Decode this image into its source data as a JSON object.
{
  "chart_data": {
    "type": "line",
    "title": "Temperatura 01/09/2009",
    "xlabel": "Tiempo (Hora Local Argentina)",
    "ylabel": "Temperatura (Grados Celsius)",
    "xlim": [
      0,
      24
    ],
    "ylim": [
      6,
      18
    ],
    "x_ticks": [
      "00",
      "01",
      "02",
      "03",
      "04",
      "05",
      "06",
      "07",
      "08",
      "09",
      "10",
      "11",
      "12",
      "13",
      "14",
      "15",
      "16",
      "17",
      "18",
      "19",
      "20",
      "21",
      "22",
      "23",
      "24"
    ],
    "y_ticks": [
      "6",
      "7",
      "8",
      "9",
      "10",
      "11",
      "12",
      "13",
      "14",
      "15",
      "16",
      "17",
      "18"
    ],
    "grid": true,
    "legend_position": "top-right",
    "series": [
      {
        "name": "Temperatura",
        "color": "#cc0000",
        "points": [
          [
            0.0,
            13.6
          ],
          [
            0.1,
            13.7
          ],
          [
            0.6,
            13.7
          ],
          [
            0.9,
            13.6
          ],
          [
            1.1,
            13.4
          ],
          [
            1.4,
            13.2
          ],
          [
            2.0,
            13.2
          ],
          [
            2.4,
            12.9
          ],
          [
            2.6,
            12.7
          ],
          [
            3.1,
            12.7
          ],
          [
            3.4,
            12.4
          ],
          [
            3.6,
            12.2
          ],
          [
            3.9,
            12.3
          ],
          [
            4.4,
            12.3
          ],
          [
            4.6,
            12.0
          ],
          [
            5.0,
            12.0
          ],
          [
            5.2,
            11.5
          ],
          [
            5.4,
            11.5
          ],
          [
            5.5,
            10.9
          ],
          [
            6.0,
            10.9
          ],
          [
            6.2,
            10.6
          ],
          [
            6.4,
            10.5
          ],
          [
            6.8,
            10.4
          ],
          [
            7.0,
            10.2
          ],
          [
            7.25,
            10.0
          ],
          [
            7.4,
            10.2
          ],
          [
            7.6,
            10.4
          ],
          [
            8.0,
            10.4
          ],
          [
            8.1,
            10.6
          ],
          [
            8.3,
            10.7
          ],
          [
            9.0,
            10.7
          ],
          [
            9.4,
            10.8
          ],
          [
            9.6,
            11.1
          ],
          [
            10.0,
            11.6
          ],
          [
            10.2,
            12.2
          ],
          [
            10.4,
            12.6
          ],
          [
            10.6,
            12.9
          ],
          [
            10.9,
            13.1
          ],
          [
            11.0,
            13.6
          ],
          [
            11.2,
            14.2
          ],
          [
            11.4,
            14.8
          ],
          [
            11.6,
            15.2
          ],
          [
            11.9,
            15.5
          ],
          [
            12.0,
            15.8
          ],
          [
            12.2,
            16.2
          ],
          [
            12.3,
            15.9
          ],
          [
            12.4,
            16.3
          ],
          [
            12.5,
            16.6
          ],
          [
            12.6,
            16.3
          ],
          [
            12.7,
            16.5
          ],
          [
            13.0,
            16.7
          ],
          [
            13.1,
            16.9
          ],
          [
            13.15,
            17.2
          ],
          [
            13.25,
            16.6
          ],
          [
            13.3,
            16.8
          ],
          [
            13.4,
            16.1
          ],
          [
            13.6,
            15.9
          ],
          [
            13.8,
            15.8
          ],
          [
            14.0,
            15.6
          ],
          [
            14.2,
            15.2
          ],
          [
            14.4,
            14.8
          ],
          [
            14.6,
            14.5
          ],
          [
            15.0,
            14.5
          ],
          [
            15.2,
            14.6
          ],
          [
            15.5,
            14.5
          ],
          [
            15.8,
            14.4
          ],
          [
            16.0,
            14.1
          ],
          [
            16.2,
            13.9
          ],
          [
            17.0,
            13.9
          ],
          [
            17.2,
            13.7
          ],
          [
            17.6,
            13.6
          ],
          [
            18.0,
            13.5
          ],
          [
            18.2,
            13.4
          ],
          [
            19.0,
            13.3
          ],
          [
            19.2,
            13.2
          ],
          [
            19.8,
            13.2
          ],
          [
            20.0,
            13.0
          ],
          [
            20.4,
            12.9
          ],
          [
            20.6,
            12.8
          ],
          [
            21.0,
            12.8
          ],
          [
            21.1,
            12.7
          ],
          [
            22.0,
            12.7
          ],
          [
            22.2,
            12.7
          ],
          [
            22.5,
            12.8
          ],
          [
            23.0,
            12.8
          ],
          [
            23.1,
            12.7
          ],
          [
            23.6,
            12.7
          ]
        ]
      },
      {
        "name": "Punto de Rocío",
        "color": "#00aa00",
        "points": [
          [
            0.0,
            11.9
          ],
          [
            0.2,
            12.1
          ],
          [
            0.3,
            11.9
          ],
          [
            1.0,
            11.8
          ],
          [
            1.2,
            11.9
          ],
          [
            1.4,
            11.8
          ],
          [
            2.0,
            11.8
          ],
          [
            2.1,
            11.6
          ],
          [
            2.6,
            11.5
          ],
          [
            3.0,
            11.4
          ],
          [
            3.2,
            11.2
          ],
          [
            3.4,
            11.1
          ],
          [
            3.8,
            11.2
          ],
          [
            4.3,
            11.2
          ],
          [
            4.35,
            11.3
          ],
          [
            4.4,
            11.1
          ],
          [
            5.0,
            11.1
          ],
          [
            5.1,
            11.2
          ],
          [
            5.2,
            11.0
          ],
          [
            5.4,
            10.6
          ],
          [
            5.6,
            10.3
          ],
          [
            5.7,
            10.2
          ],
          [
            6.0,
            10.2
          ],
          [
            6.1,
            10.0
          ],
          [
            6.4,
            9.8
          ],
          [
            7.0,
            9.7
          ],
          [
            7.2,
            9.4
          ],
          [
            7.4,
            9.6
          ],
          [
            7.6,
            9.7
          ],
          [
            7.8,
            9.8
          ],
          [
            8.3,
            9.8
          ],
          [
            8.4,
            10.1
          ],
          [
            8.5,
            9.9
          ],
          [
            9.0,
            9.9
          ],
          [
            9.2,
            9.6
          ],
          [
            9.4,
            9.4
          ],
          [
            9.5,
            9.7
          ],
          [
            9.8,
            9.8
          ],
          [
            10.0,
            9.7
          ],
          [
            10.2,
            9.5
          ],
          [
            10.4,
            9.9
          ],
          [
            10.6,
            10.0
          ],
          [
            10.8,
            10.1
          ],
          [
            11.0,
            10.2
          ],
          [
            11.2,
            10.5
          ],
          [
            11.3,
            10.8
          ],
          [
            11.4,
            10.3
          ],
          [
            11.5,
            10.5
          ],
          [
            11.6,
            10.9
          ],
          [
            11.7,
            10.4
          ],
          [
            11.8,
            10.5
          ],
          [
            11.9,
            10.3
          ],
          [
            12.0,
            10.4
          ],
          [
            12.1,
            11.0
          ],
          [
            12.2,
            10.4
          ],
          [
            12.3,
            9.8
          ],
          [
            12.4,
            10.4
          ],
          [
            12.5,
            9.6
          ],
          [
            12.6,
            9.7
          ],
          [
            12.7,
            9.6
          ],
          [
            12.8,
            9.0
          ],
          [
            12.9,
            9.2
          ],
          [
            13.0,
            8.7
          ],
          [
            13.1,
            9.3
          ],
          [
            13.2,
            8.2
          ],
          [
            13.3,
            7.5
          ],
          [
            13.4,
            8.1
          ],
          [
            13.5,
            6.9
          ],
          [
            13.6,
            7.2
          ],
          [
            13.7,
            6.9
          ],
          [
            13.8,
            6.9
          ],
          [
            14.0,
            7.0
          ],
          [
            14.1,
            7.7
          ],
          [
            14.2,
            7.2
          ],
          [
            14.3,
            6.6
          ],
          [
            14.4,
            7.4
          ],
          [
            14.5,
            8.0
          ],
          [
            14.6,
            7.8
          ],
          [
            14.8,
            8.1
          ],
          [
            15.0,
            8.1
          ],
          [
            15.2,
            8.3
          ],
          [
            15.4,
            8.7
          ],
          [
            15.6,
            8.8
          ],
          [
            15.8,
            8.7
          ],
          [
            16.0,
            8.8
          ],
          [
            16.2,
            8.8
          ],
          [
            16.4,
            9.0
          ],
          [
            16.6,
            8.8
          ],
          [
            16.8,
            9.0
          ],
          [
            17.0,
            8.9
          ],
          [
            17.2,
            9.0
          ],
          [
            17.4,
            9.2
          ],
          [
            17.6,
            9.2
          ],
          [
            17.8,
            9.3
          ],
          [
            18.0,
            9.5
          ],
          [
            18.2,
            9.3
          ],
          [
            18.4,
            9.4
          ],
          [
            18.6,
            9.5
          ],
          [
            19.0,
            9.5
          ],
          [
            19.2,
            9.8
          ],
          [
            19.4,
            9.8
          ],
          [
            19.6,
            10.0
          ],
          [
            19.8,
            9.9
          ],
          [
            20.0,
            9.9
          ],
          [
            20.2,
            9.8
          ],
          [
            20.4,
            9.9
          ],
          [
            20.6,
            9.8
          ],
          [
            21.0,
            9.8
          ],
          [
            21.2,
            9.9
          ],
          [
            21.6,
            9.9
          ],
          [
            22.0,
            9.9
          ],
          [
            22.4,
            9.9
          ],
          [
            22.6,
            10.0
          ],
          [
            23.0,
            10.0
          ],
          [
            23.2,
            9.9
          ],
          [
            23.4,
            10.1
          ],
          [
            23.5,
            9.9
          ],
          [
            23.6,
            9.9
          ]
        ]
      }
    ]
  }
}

-*-*-

» **TASK TO CARRY OUT**:
Copy out each line of the material that holds the word "Temperatura".

» **EXERCISE SOLUTION**:
    "title": "Temperatura 01/09/2009",
    "ylabel": "Temperatura (Grados Celsius)",
        "name": "Temperatura",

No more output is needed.